Task requirements | Return the records exactly as they are.

Source records |
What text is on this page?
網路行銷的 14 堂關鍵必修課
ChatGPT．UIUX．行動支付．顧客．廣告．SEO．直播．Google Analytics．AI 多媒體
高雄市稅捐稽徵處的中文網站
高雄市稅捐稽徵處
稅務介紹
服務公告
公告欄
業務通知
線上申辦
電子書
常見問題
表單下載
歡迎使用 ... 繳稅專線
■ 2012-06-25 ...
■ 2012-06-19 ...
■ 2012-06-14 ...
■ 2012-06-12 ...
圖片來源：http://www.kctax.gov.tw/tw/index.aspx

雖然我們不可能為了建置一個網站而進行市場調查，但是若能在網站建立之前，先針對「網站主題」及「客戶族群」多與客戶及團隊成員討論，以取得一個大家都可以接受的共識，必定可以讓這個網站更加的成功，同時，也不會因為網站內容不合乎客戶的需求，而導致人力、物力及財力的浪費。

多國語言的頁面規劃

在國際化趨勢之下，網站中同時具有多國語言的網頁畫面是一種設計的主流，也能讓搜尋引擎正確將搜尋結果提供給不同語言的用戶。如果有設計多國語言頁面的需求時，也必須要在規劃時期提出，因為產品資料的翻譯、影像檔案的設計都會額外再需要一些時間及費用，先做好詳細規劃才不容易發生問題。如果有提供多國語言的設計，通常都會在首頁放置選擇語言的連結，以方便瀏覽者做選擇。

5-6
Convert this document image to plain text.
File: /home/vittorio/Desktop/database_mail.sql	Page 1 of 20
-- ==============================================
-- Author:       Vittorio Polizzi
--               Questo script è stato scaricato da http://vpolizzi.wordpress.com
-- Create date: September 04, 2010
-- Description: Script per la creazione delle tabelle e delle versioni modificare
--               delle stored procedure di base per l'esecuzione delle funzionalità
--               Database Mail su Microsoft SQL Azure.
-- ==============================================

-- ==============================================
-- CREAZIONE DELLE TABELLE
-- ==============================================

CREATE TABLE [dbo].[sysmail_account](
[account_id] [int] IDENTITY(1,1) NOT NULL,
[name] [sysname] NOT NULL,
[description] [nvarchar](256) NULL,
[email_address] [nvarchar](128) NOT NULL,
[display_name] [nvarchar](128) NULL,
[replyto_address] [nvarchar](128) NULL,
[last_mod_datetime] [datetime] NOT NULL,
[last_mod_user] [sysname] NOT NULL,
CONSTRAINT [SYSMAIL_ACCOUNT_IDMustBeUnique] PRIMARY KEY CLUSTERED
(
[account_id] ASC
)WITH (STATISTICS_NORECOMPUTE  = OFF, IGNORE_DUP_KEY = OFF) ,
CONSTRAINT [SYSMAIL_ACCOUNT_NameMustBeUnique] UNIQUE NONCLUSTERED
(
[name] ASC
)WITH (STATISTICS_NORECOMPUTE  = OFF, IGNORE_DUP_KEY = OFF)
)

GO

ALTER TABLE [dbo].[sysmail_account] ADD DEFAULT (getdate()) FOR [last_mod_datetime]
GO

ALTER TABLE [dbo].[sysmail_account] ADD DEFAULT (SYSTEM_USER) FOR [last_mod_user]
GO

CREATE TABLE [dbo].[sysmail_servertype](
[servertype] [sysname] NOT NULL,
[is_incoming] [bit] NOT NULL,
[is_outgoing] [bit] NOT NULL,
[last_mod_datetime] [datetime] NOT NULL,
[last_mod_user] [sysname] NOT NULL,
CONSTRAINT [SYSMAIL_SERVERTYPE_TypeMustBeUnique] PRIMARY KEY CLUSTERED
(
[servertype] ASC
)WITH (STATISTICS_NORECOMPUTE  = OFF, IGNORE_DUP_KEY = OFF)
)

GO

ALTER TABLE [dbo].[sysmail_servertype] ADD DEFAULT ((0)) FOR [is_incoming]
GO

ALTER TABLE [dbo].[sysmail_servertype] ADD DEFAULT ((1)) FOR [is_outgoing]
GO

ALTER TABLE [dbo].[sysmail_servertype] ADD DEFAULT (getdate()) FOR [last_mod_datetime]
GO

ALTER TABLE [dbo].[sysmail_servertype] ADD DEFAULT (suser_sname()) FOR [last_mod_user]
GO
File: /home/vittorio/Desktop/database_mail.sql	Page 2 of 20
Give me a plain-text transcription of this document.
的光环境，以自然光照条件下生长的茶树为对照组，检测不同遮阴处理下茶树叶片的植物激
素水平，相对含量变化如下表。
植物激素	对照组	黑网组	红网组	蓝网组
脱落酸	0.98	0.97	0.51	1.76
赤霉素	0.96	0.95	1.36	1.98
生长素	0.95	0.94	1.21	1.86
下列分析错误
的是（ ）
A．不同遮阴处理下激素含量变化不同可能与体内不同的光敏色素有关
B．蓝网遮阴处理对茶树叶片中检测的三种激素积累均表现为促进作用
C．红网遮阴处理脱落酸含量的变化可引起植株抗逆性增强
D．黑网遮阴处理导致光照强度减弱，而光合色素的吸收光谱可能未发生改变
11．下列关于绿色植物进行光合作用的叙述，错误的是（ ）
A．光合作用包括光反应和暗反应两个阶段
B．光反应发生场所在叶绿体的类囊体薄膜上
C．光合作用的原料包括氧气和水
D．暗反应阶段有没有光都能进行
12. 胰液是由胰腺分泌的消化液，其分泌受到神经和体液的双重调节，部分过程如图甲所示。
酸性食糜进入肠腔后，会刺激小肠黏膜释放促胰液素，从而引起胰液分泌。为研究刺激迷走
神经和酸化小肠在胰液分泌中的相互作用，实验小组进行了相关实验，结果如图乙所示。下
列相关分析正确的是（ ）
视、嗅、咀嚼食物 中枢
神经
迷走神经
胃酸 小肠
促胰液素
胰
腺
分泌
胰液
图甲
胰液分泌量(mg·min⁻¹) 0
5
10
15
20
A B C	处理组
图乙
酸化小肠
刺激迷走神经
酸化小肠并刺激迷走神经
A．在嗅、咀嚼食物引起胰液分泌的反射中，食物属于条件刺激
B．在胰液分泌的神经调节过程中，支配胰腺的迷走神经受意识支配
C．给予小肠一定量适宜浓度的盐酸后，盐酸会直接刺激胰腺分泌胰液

Exercise response |
What text is on this page?
網路行銷的 14 堂關鍵必修課
ChatGPT．UIUX．行動支付．顧客．廣告．SEO．直播．Google Analytics．AI 多媒體
高雄市稅捐稽徵處的中文網站
高雄市稅捐稽徵處
稅務介紹
服務公告
公告欄
業務通知
線上申辦
電子書
常見問題
表單下載
歡迎使用 ... 繳稅專線
■ 2012-06-25 ...
■ 2012-06-19 ...
■ 2012-06-14 ...
■ 2012-06-12 ...
圖片來源：http://www.kctax.gov.tw/tw/index.aspx

雖然我們不可能為了建置一個網站而進行市場調查，但是若能在網站建立之前，先針對「網站主題」及「客戶族群」多與客戶及團隊成員討論，以取得一個大家都可以接受的共識，必定可以讓這個網站更加的成功，同時，也不會因為網站內容不合乎客戶的需求，而導致人力、物力及財力的浪費。

多國語言的頁面規劃

在國際化趨勢之下，網站中同時具有多國語言的網頁畫面是一種設計的主流，也能讓搜尋引擎正確將搜尋結果提供給不同語言的用戶。如果有設計多國語言頁面的需求時，也必須要在規劃時期提出，因為產品資料的翻譯、影像檔案的設計都會額外再需要一些時間及費用，先做好詳細規劃才不容易發生問題。如果有提供多國語言的設計，通常都會在首頁放置選擇語言的連結，以方便瀏覽者做選擇。

5-6
Convert this document image to plain text.
File: /home/vittorio/Desktop/database_mail.sql	Page 1 of 20
-- ==============================================
-- Author:       Vittorio Polizzi
--               Questo script è stato scaricato da http://vpolizzi.wordpress.com
-- Create date: September 04, 2010
-- Description: Script per la creazione delle tabelle e delle versioni modificare
--               delle stored procedure di base per l'esecuzione delle funzionalità
--               Database Mail su Microsoft SQL Azure.
-- ==============================================

-- ==============================================
-- CREAZIONE DELLE TABELLE
-- ==============================================

CREATE TABLE [dbo].[sysmail_account](
[account_id] [int] IDENTITY(1,1) NOT NULL,
[name] [sysname] NOT NULL,
[description] [nvarchar](256) NULL,
[email_address] [nvarchar](128) NOT NULL,
[display_name] [nvarchar](128) NULL,
[replyto_address] [nvarchar](128) NULL,
[last_mod_datetime] [datetime] NOT NULL,
[last_mod_user] [sysname] NOT NULL,
CONSTRAINT [SYSMAIL_ACCOUNT_IDMustBeUnique] PRIMARY KEY CLUSTERED
(
[account_id] ASC
)WITH (STATISTICS_NORECOMPUTE  = OFF, IGNORE_DUP_KEY = OFF) ,
CONSTRAINT [SYSMAIL_ACCOUNT_NameMustBeUnique] UNIQUE NONCLUSTERED
(
[name] ASC
)WITH (STATISTICS_NORECOMPUTE  = OFF, IGNORE_DUP_KEY = OFF)
)

GO

ALTER TABLE [dbo].[sysmail_account] ADD DEFAULT (getdate()) FOR [last_mod_datetime]
GO

ALTER TABLE [dbo].[sysmail_account] ADD DEFAULT (SYSTEM_USER) FOR [last_mod_user]
GO

CREATE TABLE [dbo].[sysmail_servertype](
[servertype] [sysname] NOT NULL,
[is_incoming] [bit] NOT NULL,
[is_outgoing] [bit] NOT NULL,
[last_mod_datetime] [datetime] NOT NULL,
[last_mod_user] [sysname] NOT NULL,
CONSTRAINT [SYSMAIL_SERVERTYPE_TypeMustBeUnique] PRIMARY KEY CLUSTERED
(
[servertype] ASC
)WITH (STATISTICS_NORECOMPUTE  = OFF, IGNORE_DUP_KEY = OFF)
)

GO

ALTER TABLE [dbo].[sysmail_servertype] ADD DEFAULT ((0)) FOR [is_incoming]
GO

ALTER TABLE [dbo].[sysmail_servertype] ADD DEFAULT ((1)) FOR [is_outgoing]
GO

ALTER TABLE [dbo].[sysmail_servertype] ADD DEFAULT (getdate()) FOR [last_mod_datetime]
GO

ALTER TABLE [dbo].[sysmail_servertype] ADD DEFAULT (suser_sname()) FOR [last_mod_user]
GO
File: /home/vittorio/Desktop/database_mail.sql	Page 2 of 20
Give me a plain-text transcription of this document.
的光环境，以自然光照条件下生长的茶树为对照组，检测不同遮阴处理下茶树叶片的植物激
素水平，相对含量变化如下表。
植物激素	对照组	黑网组	红网组	蓝网组
脱落酸	0.98	0.97	0.51	1.76
赤霉素	0.96	0.95	1.36	1.98
生长素	0.95	0.94	1.21	1.86
下列分析错误
的是（ ）
A．不同遮阴处理下激素含量变化不同可能与体内不同的光敏色素有关
B．蓝网遮阴处理对茶树叶片中检测的三种激素积累均表现为促进作用
C．红网遮阴处理脱落酸含量的变化可引起植株抗逆性增强
D．黑网遮阴处理导致光照强度减弱，而光合色素的吸收光谱可能未发生改变
11．下列关于绿色植物进行光合作用的叙述，错误的是（ ）
A．光合作用包括光反应和暗反应两个阶段
B．光反应发生场所在叶绿体的类囊体薄膜上
C．光合作用的原料包括氧气和水
D．暗反应阶段有没有光都能进行
12. 胰液是由胰腺分泌的消化液，其分泌受到神经和体液的双重调节，部分过程如图甲所示。
酸性食糜进入肠腔后，会刺激小肠黏膜释放促胰液素，从而引起胰液分泌。为研究刺激迷走
神经和酸化小肠在胰液分泌中的相互作用，实验小组进行了相关实验，结果如图乙所示。下
列相关分析正确的是（ ）
视、嗅、咀嚼食物 中枢
神经
迷走神经
胃酸 小肠
促胰液素
胰
腺
分泌
胰液
图甲
胰液分泌量(mg·min⁻¹) 0
5
10
15
20
A B C	处理组
图乙
酸化小肠
刺激迷走神经
酸化小肠并刺激迷走神经
A．在嗅、咀嚼食物引起胰液分泌的反射中，食物属于条件刺激
B．在胰液分泌的神经调节过程中，支配胰腺的迷走神经受意识支配
C．给予小肠一定量适宜浓度的盐酸后，盐酸会直接刺激胰腺分泌胰液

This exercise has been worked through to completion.